- Selected excerpt
Tom Brevoort Says Miracleman "With The Avengers" Is "Inevitable"

Will Miracleman be hanging around with the Avengers? It's inevitable, says Tom Brevoort, Marvel Executive Editor/Senior Vice President of Publishing and Marvel's longest-standing employee in his latest Substack. Even though that will make it less special. Indeed he states that if Marvel had owned Watchmen, they'd have all been part of the Marvel Universe much sooner than they were at DC Comics.

It's all part of a much larger and worthy look at his job, his workload, the decisions he makes and just how cool he finds the comics he works on. Such as saying, "It's purely anecdotal evidence, but we got more mail in response to the first issue of Ryan North and Iban Coello's FANTASTIC FOUR launch than any other title in recent memory, most all of it overwhelmingly positive. So it seems as though the team struck a chord with their first smaller, more intimate outing". But Bleeding Cool is as Bleeding Cool does, and of course, we are going to grab the most headline-worthy aspect and blow it up big. To paraphrase Ben Elton's William Shakespeare in Upstart Crow, it's what we do.

So, asked about what might be happening with Miracleman at Marvel Comics, after Neil Gaiman and Mark Buckingham's The Dark Age storyline is finished, say, he writes, "We'll have to wait and see what the story is at any point where we decide to intermingle Miracleman with the mainstream Marvel Universe, but at first blush, I think it would be not so different from putting the WATCHMEN characters into the DC Universe. Which is to say, I think it made them less special. The thing that makes MIRACLEMAN noteworthy, which was also true for WATCHMEN, was that its world was consistent. That very structure was necessary for the conceit of both series: how the arrival of a super-powered individual would permanently distort the fabric of human society. While I suppose there's some fannish pleasure to be had in seeing Doctor Manhattan trade barbs with Superman or for Batman to face off against Rorschach, the fact is that, in the DC Universe, those characters just become another set of masks and tights in a veritable sea of them. Likewise, in the Marvel Universe, Miracleman would just be another Sentry, another Blue Marvel, another Hyperion—a guy who could go toe-to-toe with Thor but who wasn't intrinsically any more interesting in that context than that."

- What the exercise asks
Write what comes next in the article about Tom Brevoort's view of Miracleman joining the Marvel Universe, picking up after its final sentence. None of the records are needed here.

- Entries provided
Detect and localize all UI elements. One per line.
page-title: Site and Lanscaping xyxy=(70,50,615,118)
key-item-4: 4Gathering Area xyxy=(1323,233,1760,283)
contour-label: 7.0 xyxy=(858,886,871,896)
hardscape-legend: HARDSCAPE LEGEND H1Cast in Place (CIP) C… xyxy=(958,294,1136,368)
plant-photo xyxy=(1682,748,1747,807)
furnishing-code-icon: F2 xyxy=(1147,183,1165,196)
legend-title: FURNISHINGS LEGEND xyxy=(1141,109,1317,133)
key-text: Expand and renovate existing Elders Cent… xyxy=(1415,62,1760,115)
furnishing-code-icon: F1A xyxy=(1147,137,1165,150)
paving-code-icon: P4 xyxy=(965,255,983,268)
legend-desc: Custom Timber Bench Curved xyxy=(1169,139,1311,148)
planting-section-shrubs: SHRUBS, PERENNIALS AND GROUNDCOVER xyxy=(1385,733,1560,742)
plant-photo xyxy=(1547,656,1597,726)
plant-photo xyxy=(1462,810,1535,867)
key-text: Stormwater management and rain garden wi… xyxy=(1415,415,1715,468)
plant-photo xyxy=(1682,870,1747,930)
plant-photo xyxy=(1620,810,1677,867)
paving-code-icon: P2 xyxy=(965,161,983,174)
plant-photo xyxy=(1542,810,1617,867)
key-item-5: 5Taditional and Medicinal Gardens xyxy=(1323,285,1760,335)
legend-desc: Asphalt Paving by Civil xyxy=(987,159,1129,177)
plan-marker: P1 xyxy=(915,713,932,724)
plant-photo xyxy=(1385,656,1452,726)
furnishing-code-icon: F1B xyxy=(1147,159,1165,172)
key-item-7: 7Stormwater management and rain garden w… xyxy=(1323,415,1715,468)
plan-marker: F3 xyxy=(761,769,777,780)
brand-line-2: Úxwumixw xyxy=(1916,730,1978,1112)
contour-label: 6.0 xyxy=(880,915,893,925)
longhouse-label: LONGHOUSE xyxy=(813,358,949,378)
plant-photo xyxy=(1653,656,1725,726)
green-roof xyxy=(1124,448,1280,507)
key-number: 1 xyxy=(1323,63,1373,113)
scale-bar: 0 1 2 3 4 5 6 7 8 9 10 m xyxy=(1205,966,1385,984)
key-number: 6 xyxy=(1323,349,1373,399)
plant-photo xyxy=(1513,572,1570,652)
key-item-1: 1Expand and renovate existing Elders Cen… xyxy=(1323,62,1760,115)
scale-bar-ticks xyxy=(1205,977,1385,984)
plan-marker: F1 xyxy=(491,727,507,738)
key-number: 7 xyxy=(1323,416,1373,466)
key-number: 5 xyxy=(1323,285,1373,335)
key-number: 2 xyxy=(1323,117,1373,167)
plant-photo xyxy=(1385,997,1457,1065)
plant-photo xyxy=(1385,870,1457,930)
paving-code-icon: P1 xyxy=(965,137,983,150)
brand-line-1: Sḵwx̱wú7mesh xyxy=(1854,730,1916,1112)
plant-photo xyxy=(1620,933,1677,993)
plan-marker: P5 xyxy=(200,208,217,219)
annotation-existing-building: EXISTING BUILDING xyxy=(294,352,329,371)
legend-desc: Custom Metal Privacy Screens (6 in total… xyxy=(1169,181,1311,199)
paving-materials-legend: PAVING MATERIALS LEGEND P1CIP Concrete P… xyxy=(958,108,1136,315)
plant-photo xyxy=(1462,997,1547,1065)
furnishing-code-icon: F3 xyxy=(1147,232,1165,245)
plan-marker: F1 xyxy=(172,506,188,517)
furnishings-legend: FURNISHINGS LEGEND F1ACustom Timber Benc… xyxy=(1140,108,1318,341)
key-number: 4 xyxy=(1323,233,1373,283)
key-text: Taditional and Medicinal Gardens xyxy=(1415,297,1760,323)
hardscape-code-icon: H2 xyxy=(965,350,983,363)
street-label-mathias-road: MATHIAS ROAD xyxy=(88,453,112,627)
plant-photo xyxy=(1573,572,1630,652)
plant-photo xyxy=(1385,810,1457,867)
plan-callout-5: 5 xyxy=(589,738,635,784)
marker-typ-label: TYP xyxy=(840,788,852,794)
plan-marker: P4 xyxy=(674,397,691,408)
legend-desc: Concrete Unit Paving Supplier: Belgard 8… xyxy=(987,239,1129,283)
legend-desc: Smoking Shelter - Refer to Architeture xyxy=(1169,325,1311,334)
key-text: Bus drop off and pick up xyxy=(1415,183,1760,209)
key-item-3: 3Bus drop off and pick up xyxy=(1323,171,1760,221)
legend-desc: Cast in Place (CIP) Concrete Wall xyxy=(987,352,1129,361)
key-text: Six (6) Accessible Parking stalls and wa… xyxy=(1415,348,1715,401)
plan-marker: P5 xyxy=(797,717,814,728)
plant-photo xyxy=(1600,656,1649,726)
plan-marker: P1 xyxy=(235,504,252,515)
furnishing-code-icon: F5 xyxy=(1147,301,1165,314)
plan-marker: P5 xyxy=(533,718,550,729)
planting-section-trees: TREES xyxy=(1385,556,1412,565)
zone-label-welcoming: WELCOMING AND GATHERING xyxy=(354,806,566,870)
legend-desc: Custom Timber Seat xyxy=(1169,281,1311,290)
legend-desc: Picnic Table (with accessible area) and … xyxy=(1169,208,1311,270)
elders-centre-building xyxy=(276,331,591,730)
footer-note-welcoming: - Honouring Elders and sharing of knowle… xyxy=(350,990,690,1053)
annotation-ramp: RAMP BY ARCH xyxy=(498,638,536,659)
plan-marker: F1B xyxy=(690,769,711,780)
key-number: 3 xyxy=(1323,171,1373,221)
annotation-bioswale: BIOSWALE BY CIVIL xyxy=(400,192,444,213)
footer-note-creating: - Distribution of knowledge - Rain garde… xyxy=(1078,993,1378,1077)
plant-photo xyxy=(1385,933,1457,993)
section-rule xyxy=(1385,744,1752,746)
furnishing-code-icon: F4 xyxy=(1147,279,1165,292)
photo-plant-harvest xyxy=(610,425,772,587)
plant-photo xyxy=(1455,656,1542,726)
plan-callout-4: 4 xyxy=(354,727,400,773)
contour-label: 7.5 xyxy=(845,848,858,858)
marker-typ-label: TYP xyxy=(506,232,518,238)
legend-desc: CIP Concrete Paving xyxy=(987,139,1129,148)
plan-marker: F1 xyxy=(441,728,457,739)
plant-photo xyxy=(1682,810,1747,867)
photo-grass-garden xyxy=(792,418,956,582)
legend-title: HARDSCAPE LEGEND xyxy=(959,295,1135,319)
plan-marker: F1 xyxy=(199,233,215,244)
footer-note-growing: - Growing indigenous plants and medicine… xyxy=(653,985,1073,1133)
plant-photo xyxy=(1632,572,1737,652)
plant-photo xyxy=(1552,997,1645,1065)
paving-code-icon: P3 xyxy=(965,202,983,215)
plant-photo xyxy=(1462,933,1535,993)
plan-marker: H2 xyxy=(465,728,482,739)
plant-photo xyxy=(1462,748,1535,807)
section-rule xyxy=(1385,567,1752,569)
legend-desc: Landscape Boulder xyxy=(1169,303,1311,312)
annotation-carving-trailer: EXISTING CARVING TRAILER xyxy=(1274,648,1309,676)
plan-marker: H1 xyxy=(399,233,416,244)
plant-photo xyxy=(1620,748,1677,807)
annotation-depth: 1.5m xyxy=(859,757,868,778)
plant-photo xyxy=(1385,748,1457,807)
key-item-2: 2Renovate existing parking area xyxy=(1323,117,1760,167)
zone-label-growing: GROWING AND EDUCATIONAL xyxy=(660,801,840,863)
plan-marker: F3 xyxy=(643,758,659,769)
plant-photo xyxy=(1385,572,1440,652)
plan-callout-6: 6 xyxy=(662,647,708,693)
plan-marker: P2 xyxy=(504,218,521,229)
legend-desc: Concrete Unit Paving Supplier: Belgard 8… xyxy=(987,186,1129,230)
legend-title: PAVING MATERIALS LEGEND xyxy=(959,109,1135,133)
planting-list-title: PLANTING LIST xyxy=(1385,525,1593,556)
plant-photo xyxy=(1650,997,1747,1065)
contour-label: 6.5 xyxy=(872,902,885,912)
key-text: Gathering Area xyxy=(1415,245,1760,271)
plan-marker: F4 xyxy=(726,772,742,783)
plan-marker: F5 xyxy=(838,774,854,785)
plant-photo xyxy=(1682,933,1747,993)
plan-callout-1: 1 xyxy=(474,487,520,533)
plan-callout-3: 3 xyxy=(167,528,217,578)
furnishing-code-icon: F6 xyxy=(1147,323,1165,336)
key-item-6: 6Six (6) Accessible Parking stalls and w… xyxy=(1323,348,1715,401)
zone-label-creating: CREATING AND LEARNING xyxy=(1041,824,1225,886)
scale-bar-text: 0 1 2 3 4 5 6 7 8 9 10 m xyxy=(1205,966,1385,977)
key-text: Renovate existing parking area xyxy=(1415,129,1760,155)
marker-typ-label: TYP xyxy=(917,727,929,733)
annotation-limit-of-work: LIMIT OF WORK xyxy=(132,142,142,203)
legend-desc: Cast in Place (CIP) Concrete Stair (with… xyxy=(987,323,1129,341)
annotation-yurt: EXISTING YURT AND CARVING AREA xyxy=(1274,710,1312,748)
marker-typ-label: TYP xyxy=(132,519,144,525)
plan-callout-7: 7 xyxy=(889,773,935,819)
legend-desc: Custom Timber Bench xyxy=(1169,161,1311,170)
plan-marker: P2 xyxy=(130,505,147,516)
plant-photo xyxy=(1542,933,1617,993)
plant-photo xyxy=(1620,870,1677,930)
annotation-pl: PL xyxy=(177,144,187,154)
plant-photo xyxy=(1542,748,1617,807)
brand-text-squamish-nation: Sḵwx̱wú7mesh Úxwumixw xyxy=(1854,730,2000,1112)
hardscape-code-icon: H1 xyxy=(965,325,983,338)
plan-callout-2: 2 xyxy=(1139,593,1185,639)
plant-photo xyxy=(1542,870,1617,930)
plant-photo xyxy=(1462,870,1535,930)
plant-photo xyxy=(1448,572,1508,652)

- Response for this exercise
In recent years, while Dan DiDio led with the Before Watchmen prequel stories, which had been prevented for years by the previous publisher Paul Levitz, it was Geoff Johns who led the charge integrating Watchmen into the DC Universe with DC Rebirth, The Button, Doomsday Clock and most recently Flashpoint Beyond, New Golden Age and Justice Society Of America. As a creator-owned series that DC Comics somehow has managed to find a loophole in the publishing contract to never return the rights to their owners, Alan Moore and Dave Gibbons, which is why Bleeding cool always referred to Doomsday Clock as an unauthorised sequel, it's a different situation with Miracleman, and Marvel has spent seven fugures making sure that everyone involved with the rights is okay with it.

After talking about some of the Watchmen prequels in detail, Tom Brevoort adds, "I personally don't think there's a whole lot of need for any WATCHMEN prequels (and the eventual comics did little to persuade me otherwise; I really only thought that Darwyn Cooke's MINUTEMEN was really worth the effort) but if Marvel had owned WATCHMEN, those characters would have been revived and folded into the Marvel Universe decades earlier, because they represent strong raw materials with a built-in audience. Plus, so long as doing so feels transgressive, readers are going to show up to see the car crash (even if they wind up liking it once they experience it.)"

Wolverine Vs Rorschach, it would have happened, and Tom Brevoort might have edited it! He concludes, "So I kind of think that it was inevitable, in the same way that it's likely similarly inevitable that we'll see Miracleman hanging around with the Avengers one of these days in some manner. So DC wasn't intrinsically wrong to do what they did, the only real quantifier was in how good the eventual comic books were. So if you liked BEFORE WATCHMEN and DOOMSDAY CLOCK, then it was worth doing, and if you don't, then it wasn't."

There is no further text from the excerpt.